What you have to do: Find the word "Minik" in the data. Return every line where it appears.

*** Available records ***

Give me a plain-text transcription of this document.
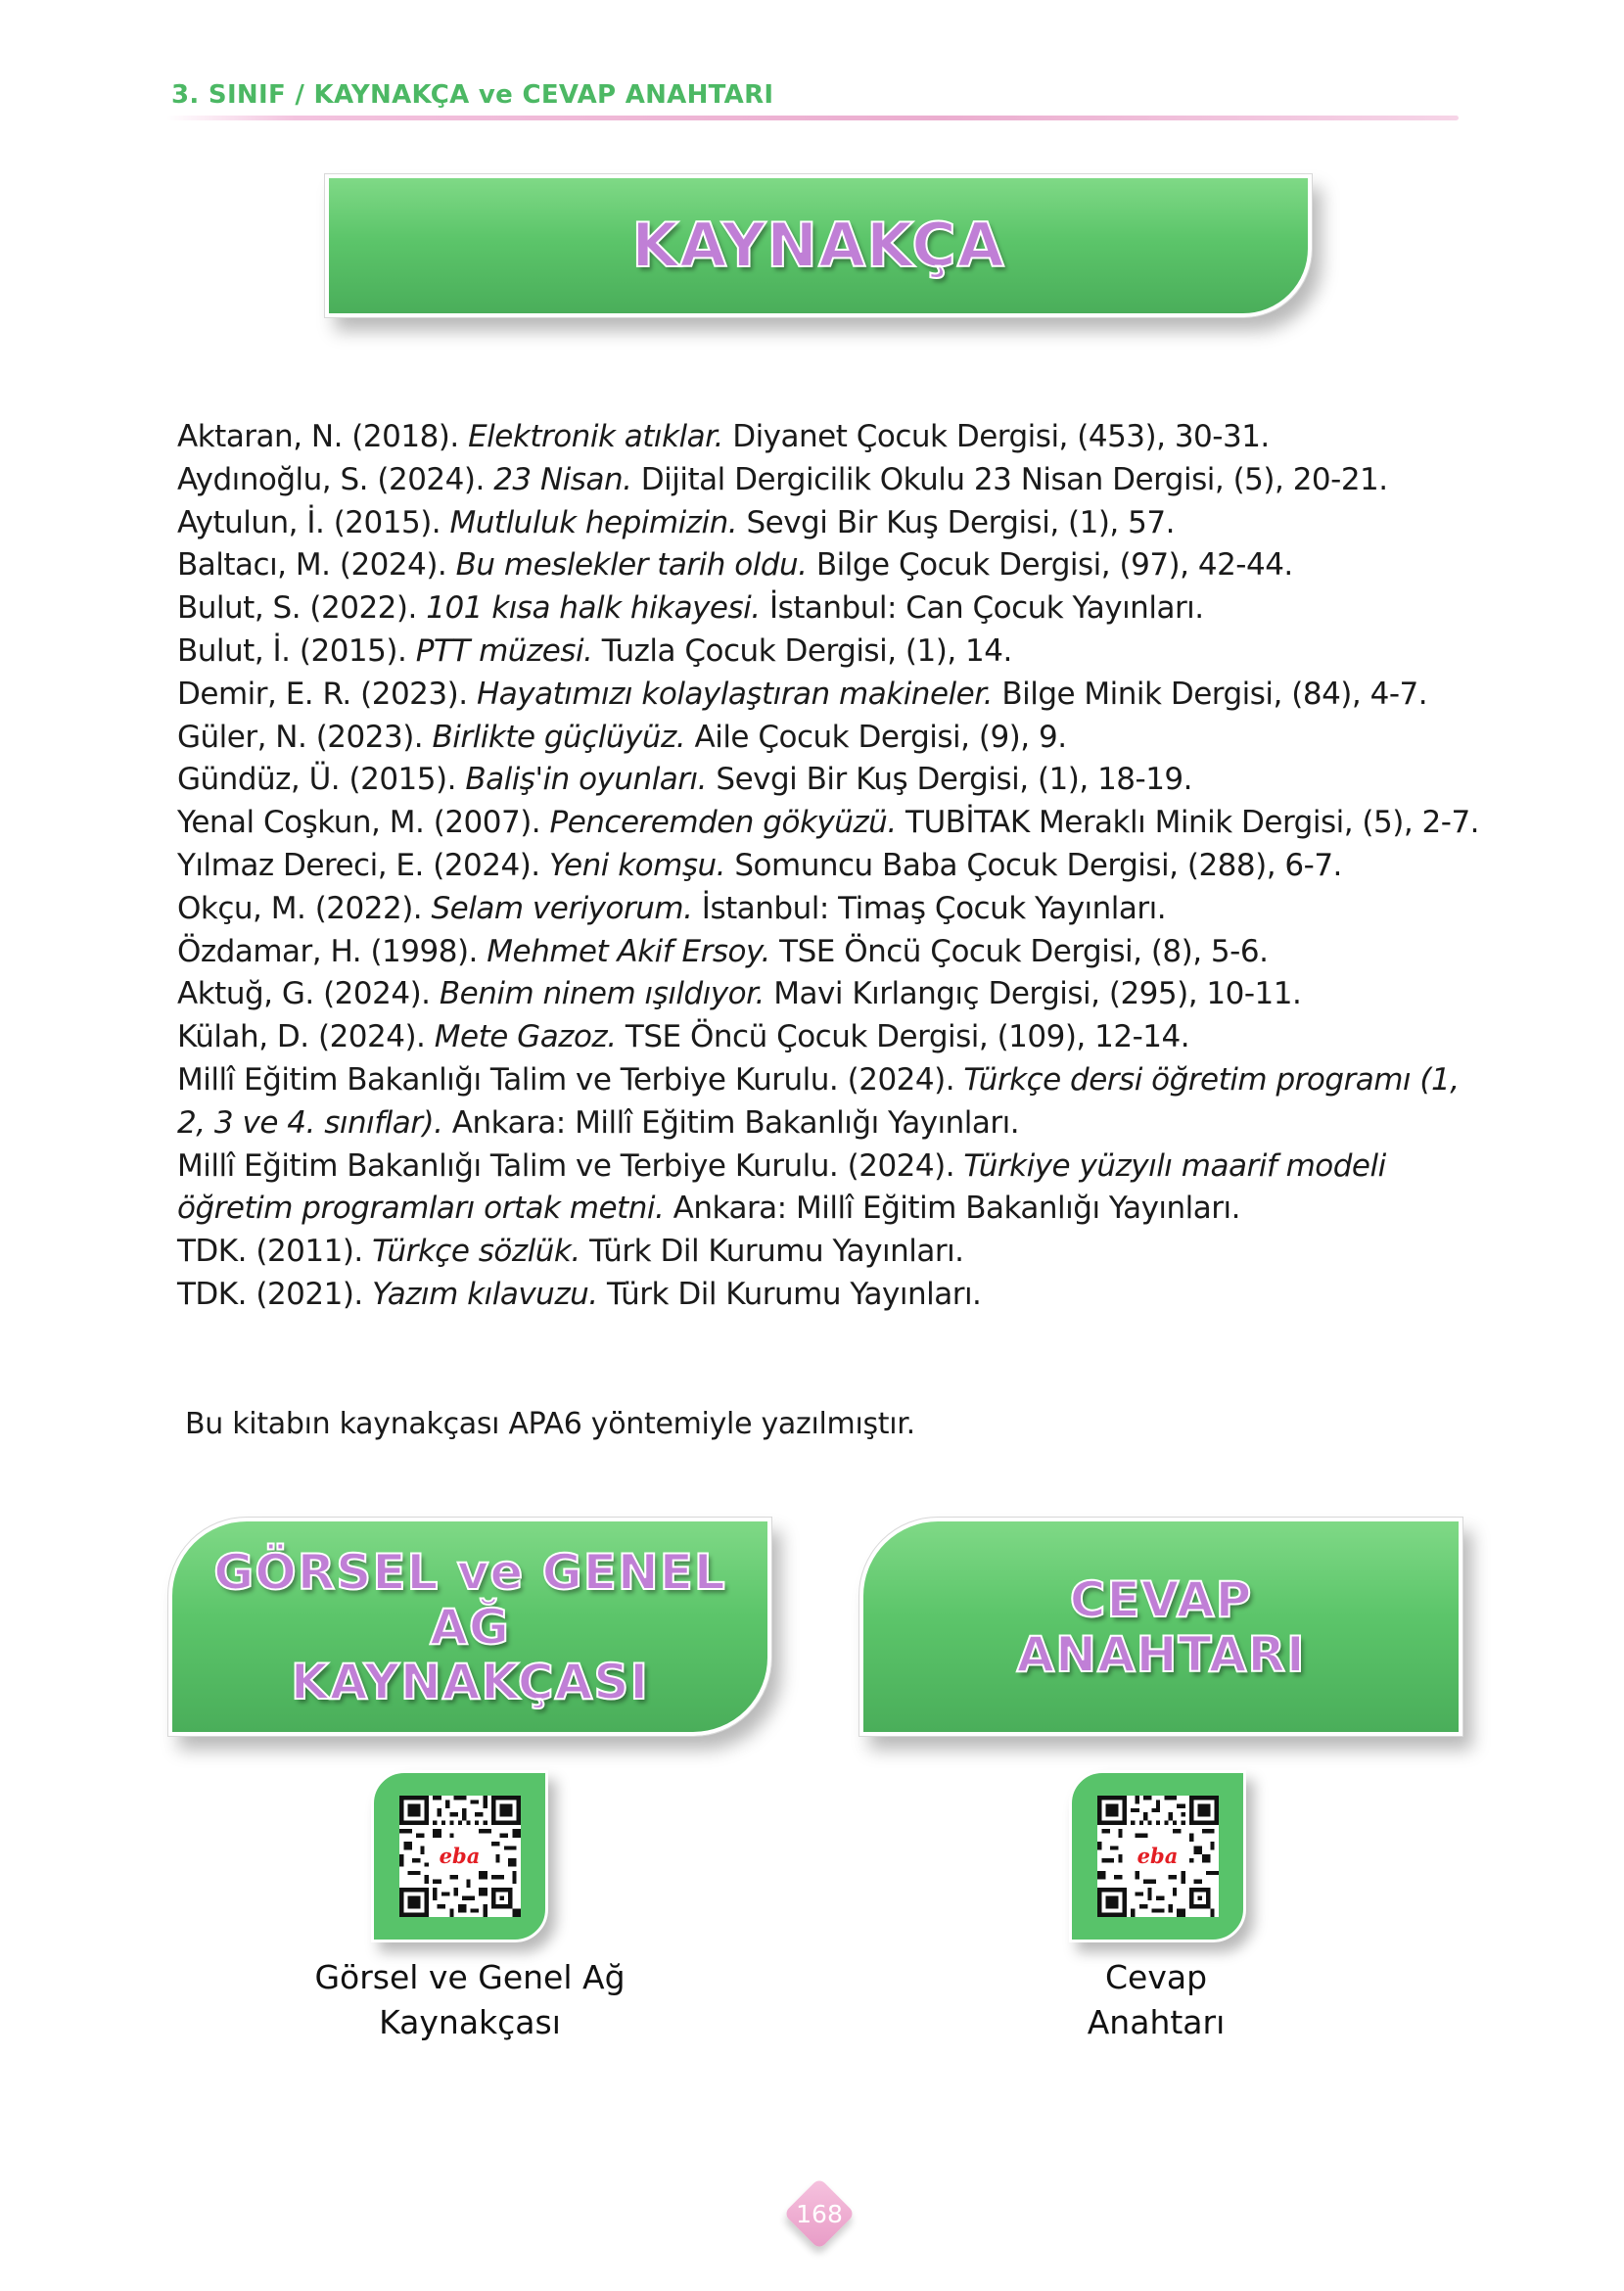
3. SINIF / KAYNAKÇA ve CEVAP ANAHTARI
KAYNAKÇA
Aktaran, N. (2018). Elektronik atıklar. Diyanet Çocuk Dergisi, (453), 30-31.
Aydınoğlu, S. (2024). 23 Nisan. Dijital Dergicilik Okulu 23 Nisan Dergisi, (5), 20-21.
Aytulun, İ. (2015). Mutluluk hepimizin. Sevgi Bir Kuş Dergisi, (1), 57.
Baltacı, M. (2024). Bu meslekler tarih oldu. Bilge Çocuk Dergisi, (97), 42-44.
Bulut, S. (2022). 101 kısa halk hikayesi. İstanbul: Can Çocuk Yayınları.
Bulut, İ. (2015). PTT müzesi. Tuzla Çocuk Dergisi, (1), 14.
Demir, E. R. (2023). Hayatımızı kolaylaştıran makineler. Bilge Minik Dergisi, (84), 4-7.
Güler, N. (2023). Birlikte güçlüyüz. Aile Çocuk Dergisi, (9), 9.
Gündüz, Ü. (2015). Baliş'in oyunları. Sevgi Bir Kuş Dergisi, (1), 18-19.
Yenal Coşkun, M. (2007). Penceremden gökyüzü. TUBİTAK Meraklı Minik Dergisi, (5), 2-7.
Yılmaz Dereci, E. (2024). Yeni komşu. Somuncu Baba Çocuk Dergisi, (288), 6-7.
Okçu, M. (2022). Selam veriyorum. İstanbul: Timaş Çocuk Yayınları.
Özdamar, H. (1998). Mehmet Akif Ersoy. TSE Öncü Çocuk Dergisi, (8), 5-6.
Aktuğ, G. (2024). Benim ninem ışıldıyor. Mavi Kırlangıç Dergisi, (295), 10-11.
Külah, D. (2024). Mete Gazoz. TSE Öncü Çocuk Dergisi, (109), 12-14.
Millî Eğitim Bakanlığı Talim ve Terbiye Kurulu. (2024). Türkçe dersi öğretim programı (1, 2, 3 ve 4. sınıflar). Ankara: Millî Eğitim Bakanlığı Yayınları.
Millî Eğitim Bakanlığı Talim ve Terbiye Kurulu. (2024). Türkiye yüzyılı maarif modeli öğretim programları ortak metni. Ankara: Millî Eğitim Bakanlığı Yayınları.
TDK. (2011). Türkçe sözlük. Türk Dil Kurumu Yayınları.
TDK. (2021). Yazım kılavuzu. Türk Dil Kurumu Yayınları.
Bu kitabın kaynakçası APA6 yöntemiyle yazılmıştır.
GÖRSEL ve GENEL AĞ
KAYNAKÇASI
CEVAP
ANAHTARI
eba
Görsel ve Genel Ağ
Kaynakçası
eba
Cevap
Anahtarı
168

***

Task answer:
Demir, E. R. (2023). Hayatımızı kolaylaştıran makineler. Bilge Minik Dergisi, (84), 4-7.
Yenal Coşkun, M. (2007). Penceremden gökyüzü. TUBİTAK Meraklı Minik Dergisi, (5), 2-7.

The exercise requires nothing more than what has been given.